SUPPLIED INFORMATION ->

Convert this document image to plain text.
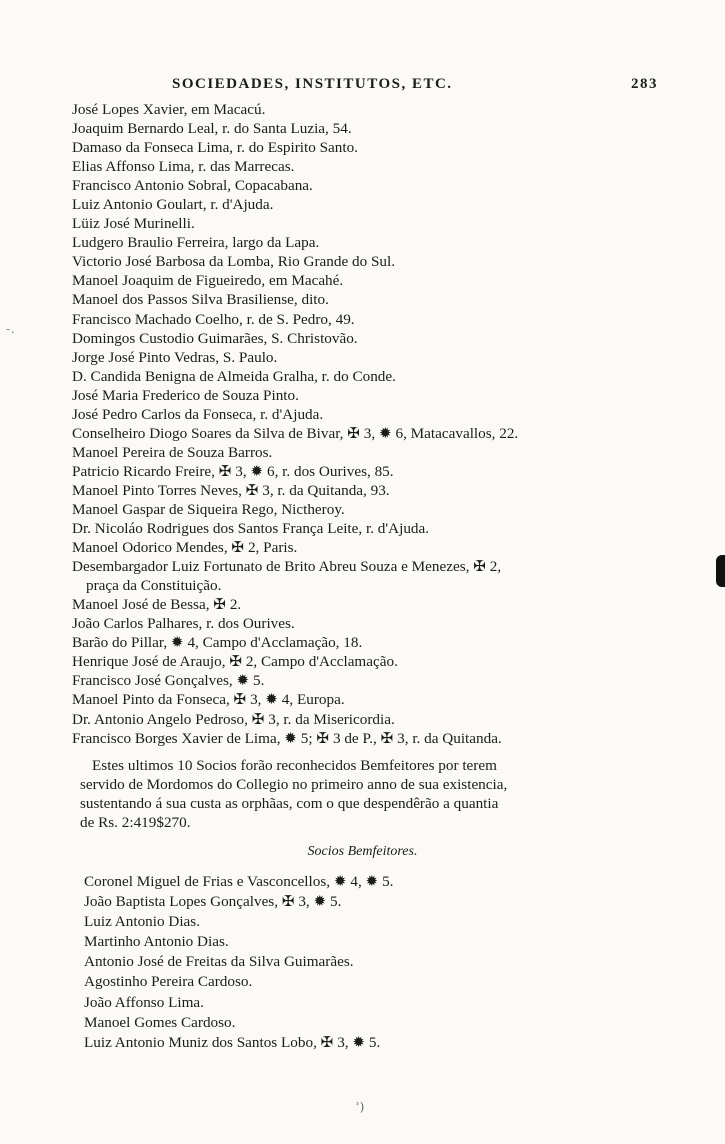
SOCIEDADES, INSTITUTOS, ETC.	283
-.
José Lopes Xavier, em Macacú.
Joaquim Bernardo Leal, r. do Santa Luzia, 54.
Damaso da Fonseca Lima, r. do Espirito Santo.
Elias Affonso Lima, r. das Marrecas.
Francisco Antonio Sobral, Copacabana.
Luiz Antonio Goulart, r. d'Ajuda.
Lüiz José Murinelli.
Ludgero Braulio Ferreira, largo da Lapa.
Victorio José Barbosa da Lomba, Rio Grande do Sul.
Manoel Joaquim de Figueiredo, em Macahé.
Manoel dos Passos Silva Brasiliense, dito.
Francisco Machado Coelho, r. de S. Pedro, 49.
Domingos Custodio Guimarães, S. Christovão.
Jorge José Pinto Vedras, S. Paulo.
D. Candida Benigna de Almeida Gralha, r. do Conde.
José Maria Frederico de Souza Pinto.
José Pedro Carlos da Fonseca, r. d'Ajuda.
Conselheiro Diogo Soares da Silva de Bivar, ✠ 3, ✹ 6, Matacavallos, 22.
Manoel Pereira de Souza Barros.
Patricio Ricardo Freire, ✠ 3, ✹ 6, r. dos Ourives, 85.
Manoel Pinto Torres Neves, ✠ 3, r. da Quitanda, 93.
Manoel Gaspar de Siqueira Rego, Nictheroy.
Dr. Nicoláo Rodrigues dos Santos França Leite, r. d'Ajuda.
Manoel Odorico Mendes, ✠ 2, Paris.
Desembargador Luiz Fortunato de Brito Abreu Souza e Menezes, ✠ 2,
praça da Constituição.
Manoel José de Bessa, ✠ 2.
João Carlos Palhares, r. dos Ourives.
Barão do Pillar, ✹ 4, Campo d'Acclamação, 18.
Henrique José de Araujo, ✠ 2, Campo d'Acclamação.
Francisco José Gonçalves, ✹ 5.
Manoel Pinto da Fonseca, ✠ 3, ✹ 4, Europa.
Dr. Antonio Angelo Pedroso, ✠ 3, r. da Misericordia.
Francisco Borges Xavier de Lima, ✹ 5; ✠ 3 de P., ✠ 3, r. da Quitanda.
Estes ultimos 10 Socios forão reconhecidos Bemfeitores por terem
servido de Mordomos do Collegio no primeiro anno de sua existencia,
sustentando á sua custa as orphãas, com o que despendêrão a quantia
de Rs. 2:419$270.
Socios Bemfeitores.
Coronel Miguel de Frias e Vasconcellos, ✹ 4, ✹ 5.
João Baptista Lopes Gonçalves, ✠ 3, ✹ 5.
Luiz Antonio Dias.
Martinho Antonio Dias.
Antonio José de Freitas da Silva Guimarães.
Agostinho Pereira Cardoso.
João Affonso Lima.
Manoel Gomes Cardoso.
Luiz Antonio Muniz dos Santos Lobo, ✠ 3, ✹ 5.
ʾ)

WORK REQUIRED -> Find the lines of the material that hold the word "Fonseca" and report their count alone.

THE ANSWER -> 3